[Exercise material start]
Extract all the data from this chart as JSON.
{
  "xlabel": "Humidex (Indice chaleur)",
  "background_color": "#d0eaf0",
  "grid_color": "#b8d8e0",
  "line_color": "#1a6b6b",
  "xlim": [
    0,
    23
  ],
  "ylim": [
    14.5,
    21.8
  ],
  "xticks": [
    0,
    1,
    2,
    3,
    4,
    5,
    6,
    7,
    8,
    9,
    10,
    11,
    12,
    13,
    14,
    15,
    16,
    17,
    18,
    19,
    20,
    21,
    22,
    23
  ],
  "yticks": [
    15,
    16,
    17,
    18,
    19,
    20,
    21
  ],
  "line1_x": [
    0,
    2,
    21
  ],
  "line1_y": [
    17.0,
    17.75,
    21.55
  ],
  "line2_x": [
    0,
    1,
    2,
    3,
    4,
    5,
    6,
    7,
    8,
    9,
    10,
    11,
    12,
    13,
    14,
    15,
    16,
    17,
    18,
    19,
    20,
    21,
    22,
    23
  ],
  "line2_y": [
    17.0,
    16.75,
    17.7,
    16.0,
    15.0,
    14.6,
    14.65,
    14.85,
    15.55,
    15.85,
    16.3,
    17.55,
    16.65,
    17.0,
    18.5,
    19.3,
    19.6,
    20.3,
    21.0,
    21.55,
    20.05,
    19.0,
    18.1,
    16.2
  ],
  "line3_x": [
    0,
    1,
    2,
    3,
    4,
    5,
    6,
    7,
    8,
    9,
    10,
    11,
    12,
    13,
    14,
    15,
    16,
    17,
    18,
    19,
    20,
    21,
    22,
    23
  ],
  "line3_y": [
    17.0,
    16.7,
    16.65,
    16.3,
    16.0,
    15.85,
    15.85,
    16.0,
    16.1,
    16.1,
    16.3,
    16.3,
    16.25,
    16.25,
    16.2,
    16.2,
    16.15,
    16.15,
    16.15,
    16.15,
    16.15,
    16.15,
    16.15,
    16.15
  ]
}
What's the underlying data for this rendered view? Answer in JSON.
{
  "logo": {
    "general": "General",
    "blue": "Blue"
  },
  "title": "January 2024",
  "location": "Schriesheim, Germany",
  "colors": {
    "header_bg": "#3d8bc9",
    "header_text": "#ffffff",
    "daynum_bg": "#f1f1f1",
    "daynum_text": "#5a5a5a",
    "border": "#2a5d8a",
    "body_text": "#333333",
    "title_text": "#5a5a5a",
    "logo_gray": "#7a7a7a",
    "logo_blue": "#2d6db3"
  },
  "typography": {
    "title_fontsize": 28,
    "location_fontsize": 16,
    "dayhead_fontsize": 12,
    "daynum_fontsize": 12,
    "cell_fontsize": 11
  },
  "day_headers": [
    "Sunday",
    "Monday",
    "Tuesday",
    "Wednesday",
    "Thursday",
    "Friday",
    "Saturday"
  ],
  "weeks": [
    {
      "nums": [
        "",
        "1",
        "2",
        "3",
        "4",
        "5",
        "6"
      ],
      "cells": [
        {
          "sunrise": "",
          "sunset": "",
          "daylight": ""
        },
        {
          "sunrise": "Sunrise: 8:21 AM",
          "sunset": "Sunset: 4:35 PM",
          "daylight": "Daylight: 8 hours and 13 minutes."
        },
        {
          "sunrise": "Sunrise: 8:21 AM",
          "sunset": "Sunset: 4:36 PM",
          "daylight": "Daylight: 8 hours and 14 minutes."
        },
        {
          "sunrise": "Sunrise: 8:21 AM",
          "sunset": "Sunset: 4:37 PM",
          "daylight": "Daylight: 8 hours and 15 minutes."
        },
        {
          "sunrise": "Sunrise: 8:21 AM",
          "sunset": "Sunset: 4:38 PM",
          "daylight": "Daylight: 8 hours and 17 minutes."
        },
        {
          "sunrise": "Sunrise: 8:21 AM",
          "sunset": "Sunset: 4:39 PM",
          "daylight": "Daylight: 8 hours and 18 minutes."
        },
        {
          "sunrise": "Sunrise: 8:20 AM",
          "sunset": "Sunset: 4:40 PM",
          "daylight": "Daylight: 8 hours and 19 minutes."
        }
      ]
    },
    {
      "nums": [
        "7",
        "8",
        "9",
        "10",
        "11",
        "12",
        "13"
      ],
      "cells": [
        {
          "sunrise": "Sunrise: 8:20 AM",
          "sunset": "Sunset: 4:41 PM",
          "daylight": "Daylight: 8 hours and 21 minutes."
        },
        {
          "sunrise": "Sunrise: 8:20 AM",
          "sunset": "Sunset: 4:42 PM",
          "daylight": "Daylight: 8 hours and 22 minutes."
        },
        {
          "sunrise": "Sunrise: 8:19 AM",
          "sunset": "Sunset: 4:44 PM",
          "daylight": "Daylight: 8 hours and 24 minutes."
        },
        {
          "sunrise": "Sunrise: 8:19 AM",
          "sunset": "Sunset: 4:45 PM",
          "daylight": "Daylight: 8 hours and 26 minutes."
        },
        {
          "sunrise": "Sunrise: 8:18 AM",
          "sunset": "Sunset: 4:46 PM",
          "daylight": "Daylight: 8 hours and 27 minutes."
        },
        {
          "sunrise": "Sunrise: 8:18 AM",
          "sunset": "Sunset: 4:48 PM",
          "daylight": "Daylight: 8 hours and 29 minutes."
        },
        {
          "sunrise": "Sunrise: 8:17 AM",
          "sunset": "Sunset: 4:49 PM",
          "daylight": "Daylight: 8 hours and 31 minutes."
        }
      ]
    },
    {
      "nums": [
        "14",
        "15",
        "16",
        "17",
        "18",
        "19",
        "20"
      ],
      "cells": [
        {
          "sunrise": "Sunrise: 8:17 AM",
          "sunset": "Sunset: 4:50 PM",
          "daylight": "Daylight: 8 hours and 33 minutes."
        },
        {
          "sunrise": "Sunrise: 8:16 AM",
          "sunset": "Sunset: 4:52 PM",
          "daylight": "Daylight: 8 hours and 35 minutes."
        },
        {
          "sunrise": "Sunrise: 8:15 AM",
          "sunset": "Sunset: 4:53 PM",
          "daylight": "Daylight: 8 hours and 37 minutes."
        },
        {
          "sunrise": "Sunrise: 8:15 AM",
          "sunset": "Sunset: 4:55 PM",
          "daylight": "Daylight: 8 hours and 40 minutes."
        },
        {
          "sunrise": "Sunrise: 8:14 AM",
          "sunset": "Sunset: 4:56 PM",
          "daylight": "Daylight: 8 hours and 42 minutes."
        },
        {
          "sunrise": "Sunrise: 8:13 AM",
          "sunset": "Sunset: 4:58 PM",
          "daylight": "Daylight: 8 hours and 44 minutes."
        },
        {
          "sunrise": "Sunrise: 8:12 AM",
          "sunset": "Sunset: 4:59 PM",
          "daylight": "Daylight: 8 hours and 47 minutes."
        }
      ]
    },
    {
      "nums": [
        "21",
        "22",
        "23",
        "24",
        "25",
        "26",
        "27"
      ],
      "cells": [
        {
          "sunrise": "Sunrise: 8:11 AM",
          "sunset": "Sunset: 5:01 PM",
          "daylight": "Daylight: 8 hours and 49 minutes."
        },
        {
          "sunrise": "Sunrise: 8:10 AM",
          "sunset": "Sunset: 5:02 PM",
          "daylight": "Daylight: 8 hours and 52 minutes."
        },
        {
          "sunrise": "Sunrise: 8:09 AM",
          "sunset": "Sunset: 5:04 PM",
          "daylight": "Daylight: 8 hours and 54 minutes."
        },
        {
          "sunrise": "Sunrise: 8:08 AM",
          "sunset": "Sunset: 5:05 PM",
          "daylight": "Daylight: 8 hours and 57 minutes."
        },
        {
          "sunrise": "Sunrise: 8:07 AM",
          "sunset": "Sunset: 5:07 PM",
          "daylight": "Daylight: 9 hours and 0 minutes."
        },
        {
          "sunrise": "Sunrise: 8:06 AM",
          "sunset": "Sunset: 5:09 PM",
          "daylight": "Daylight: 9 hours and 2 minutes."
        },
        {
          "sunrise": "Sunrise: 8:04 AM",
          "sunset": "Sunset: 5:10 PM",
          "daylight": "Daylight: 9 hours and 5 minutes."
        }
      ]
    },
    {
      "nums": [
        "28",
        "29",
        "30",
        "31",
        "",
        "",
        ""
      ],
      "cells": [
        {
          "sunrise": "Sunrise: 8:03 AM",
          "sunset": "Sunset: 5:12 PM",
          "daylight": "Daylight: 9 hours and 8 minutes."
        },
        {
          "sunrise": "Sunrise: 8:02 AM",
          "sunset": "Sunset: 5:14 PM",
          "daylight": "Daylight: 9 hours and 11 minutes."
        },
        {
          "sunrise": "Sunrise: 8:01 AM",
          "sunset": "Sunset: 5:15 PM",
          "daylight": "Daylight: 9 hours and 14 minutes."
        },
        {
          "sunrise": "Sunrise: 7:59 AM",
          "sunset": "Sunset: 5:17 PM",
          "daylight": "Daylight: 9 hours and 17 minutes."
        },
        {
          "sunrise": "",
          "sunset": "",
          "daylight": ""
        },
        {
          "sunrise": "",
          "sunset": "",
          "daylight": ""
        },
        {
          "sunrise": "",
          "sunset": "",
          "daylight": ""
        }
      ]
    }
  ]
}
[Exercise material end]
Aim -
Show the lines of the records that contain the word "data".

Exercise solution -
Extract all the data from this chart as JSON.
What's the underlying data for this rendered view? Answer in JSON.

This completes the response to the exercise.